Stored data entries
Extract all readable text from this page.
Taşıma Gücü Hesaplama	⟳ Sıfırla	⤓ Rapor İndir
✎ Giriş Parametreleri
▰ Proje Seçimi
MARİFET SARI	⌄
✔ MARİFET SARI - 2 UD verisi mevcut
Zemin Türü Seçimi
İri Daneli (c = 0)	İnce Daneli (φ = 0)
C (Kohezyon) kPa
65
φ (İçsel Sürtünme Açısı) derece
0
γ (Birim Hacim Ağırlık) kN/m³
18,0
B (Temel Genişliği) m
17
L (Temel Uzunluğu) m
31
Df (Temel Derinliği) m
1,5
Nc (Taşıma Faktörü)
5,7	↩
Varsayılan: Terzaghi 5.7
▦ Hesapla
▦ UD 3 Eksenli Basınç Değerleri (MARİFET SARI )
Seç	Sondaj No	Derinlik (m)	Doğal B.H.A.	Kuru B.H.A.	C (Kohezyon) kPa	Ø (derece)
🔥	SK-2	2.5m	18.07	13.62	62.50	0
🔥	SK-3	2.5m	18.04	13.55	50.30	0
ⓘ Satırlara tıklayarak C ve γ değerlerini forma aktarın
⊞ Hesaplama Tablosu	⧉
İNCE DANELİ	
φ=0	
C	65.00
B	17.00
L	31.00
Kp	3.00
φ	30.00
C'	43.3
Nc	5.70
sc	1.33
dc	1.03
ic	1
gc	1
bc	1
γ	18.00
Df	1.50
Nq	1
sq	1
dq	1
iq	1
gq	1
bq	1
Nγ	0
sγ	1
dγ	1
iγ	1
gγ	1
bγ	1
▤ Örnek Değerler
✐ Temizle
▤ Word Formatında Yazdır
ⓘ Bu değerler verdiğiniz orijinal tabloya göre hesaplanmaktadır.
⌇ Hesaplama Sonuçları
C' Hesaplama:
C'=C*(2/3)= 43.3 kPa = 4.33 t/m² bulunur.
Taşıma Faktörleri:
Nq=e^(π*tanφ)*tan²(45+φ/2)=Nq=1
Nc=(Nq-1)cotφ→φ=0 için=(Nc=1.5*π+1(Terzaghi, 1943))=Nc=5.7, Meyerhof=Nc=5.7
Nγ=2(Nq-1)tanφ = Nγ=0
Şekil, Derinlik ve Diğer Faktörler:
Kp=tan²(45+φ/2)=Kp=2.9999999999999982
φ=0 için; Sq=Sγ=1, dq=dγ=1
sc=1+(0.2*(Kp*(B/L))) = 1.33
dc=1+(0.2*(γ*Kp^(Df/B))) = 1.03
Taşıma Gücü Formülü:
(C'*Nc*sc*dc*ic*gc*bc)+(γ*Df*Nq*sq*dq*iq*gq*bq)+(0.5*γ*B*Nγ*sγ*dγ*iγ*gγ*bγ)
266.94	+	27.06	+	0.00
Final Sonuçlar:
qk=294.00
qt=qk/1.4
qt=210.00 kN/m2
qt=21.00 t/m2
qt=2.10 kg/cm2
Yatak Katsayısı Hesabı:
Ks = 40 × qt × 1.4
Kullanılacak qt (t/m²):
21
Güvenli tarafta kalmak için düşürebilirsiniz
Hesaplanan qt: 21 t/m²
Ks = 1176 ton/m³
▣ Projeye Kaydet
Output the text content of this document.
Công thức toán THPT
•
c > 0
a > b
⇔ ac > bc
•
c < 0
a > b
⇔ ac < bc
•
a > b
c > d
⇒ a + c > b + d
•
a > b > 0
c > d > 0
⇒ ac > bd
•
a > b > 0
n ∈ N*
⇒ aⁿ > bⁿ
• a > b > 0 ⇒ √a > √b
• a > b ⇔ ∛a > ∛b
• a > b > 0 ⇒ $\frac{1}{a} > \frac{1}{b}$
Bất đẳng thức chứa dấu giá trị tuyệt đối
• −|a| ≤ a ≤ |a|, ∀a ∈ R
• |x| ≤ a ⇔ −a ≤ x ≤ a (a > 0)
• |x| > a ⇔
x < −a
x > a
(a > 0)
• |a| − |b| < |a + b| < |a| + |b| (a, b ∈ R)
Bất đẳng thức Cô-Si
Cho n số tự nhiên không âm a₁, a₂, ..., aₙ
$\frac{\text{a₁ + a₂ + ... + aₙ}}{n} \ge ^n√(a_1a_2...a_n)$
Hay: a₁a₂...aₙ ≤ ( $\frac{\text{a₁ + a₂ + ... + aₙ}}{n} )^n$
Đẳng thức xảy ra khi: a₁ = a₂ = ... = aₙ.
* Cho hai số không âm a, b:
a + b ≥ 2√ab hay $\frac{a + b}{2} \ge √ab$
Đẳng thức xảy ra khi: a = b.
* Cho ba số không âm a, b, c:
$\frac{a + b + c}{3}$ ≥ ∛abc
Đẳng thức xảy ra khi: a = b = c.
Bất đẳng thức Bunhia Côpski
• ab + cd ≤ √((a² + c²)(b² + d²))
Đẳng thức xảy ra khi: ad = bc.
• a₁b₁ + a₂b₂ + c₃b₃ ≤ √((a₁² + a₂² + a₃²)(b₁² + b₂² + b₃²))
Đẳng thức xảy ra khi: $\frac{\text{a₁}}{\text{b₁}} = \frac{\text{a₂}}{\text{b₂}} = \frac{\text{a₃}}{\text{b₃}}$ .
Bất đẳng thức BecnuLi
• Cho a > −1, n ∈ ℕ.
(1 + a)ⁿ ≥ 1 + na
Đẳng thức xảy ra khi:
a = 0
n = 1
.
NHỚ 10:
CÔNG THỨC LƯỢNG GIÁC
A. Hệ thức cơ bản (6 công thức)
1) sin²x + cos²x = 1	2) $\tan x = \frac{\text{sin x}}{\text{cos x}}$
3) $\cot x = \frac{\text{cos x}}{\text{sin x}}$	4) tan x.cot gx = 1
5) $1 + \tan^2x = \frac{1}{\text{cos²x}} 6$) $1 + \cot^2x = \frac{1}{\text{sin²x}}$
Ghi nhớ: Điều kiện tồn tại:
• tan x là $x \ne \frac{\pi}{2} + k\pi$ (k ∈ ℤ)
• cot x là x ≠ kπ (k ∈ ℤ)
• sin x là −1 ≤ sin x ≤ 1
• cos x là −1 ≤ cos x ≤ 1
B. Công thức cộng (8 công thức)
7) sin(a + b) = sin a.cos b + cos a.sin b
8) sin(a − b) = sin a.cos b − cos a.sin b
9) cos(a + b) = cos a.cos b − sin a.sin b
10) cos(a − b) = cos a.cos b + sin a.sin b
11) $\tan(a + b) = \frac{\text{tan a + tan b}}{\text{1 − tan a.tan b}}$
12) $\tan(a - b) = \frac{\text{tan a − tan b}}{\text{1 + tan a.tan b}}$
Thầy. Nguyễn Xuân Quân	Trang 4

# The request:
Extract each line from the listing above, please, and repeat it exactly.

# The solution:
Extract all readable text from this page.
Taşıma Gücü Hesaplama	⟳ Sıfırla	⤓ Rapor İndir
✎ Giriş Parametreleri
▰ Proje Seçimi
MARİFET SARI	⌄
✔ MARİFET SARI - 2 UD verisi mevcut
Zemin Türü Seçimi
İri Daneli (c = 0)	İnce Daneli (φ = 0)
C (Kohezyon) kPa
65
φ (İçsel Sürtünme Açısı) derece
0
γ (Birim Hacim Ağırlık) kN/m³
18,0
B (Temel Genişliği) m
17
L (Temel Uzunluğu) m
31
Df (Temel Derinliği) m
1,5
Nc (Taşıma Faktörü)
5,7	↩
Varsayılan: Terzaghi 5.7
▦ Hesapla
▦ UD 3 Eksenli Basınç Değerleri (MARİFET SARI )
Seç	Sondaj No	Derinlik (m)	Doğal B.H.A.	Kuru B.H.A.	C (Kohezyon) kPa	Ø (derece)
🔥	SK-2	2.5m	18.07	13.62	62.50	0
🔥	SK-3	2.5m	18.04	13.55	50.30	0
ⓘ Satırlara tıklayarak C ve γ değerlerini forma aktarın
⊞ Hesaplama Tablosu	⧉
İNCE DANELİ	
φ=0	
C	65.00
B	17.00
L	31.00
Kp	3.00
φ	30.00
C'	43.3
Nc	5.70
sc	1.33
dc	1.03
ic	1
gc	1
bc	1
γ	18.00
Df	1.50
Nq	1
sq	1
dq	1
iq	1
gq	1
bq	1
Nγ	0
sγ	1
dγ	1
iγ	1
gγ	1
bγ	1
▤ Örnek Değerler
✐ Temizle
▤ Word Formatında Yazdır
ⓘ Bu değerler verdiğiniz orijinal tabloya göre hesaplanmaktadır.
⌇ Hesaplama Sonuçları
C' Hesaplama:
C'=C*(2/3)= 43.3 kPa = 4.33 t/m² bulunur.
Taşıma Faktörleri:
Nq=e^(π*tanφ)*tan²(45+φ/2)=Nq=1
Nc=(Nq-1)cotφ→φ=0 için=(Nc=1.5*π+1(Terzaghi, 1943))=Nc=5.7, Meyerhof=Nc=5.7
Nγ=2(Nq-1)tanφ = Nγ=0
Şekil, Derinlik ve Diğer Faktörler:
Kp=tan²(45+φ/2)=Kp=2.9999999999999982
φ=0 için; Sq=Sγ=1, dq=dγ=1
sc=1+(0.2*(Kp*(B/L))) = 1.33
dc=1+(0.2*(γ*Kp^(Df/B))) = 1.03
Taşıma Gücü Formülü:
(C'*Nc*sc*dc*ic*gc*bc)+(γ*Df*Nq*sq*dq*iq*gq*bq)+(0.5*γ*B*Nγ*sγ*dγ*iγ*gγ*bγ)
266.94	+	27.06	+	0.00
Final Sonuçlar:
qk=294.00
qt=qk/1.4
qt=210.00 kN/m2
qt=21.00 t/m2
qt=2.10 kg/cm2
Yatak Katsayısı Hesabı:
Ks = 40 × qt × 1.4
Kullanılacak qt (t/m²):
21
Güvenli tarafta kalmak için düşürebilirsiniz
Hesaplanan qt: 21 t/m²
Ks = 1176 ton/m³
▣ Projeye Kaydet
Output the text content of this document.
Công thức toán THPT
•
c > 0
a > b
⇔ ac > bc
•
c < 0
a > b
⇔ ac < bc
•
a > b
c > d
⇒ a + c > b + d
•
a > b > 0
c > d > 0
⇒ ac > bd
•
a > b > 0
n ∈ N*
⇒ aⁿ > bⁿ
• a > b > 0 ⇒ √a > √b
• a > b ⇔ ∛a > ∛b
• a > b > 0 ⇒ $\frac{1}{a} > \frac{1}{b}$
Bất đẳng thức chứa dấu giá trị tuyệt đối
• −|a| ≤ a ≤ |a|, ∀a ∈ R
• |x| ≤ a ⇔ −a ≤ x ≤ a (a > 0)
• |x| > a ⇔
x < −a
x > a
(a > 0)
• |a| − |b| < |a + b| < |a| + |b| (a, b ∈ R)
Bất đẳng thức Cô-Si
Cho n số tự nhiên không âm a₁, a₂, ..., aₙ
$\frac{\text{a₁ + a₂ + ... + aₙ}}{n} \ge ^n√(a_1a_2...a_n)$
Hay: a₁a₂...aₙ ≤ ( $\frac{\text{a₁ + a₂ + ... + aₙ}}{n} )^n$
Đẳng thức xảy ra khi: a₁ = a₂ = ... = aₙ.
* Cho hai số không âm a, b:
a + b ≥ 2√ab hay $\frac{a + b}{2} \ge √ab$
Đẳng thức xảy ra khi: a = b.
* Cho ba số không âm a, b, c:
$\frac{a + b + c}{3}$ ≥ ∛abc
Đẳng thức xảy ra khi: a = b = c.
Bất đẳng thức Bunhia Côpski
• ab + cd ≤ √((a² + c²)(b² + d²))
Đẳng thức xảy ra khi: ad = bc.
• a₁b₁ + a₂b₂ + c₃b₃ ≤ √((a₁² + a₂² + a₃²)(b₁² + b₂² + b₃²))
Đẳng thức xảy ra khi: $\frac{\text{a₁}}{\text{b₁}} = \frac{\text{a₂}}{\text{b₂}} = \frac{\text{a₃}}{\text{b₃}}$ .
Bất đẳng thức BecnuLi
• Cho a > −1, n ∈ ℕ.
(1 + a)ⁿ ≥ 1 + na
Đẳng thức xảy ra khi:
a = 0
n = 1
.
NHỚ 10:
CÔNG THỨC LƯỢNG GIÁC
A. Hệ thức cơ bản (6 công thức)
1) sin²x + cos²x = 1	2) $\tan x = \frac{\text{sin x}}{\text{cos x}}$
3) $\cot x = \frac{\text{cos x}}{\text{sin x}}$	4) tan x.cot gx = 1
5) $1 + \tan^2x = \frac{1}{\text{cos²x}} 6$) $1 + \cot^2x = \frac{1}{\text{sin²x}}$
Ghi nhớ: Điều kiện tồn tại:
• tan x là $x \ne \frac{\pi}{2} + k\pi$ (k ∈ ℤ)
• cot x là x ≠ kπ (k ∈ ℤ)
• sin x là −1 ≤ sin x ≤ 1
• cos x là −1 ≤ cos x ≤ 1
B. Công thức cộng (8 công thức)
7) sin(a + b) = sin a.cos b + cos a.sin b
8) sin(a − b) = sin a.cos b − cos a.sin b
9) cos(a + b) = cos a.cos b − sin a.sin b
10) cos(a − b) = cos a.cos b + sin a.sin b
11) $\tan(a + b) = \frac{\text{tan a + tan b}}{\text{1 − tan a.tan b}}$
12) $\tan(a - b) = \frac{\text{tan a − tan b}}{\text{1 + tan a.tan b}}$
Thầy. Nguyễn Xuân Quân	Trang 4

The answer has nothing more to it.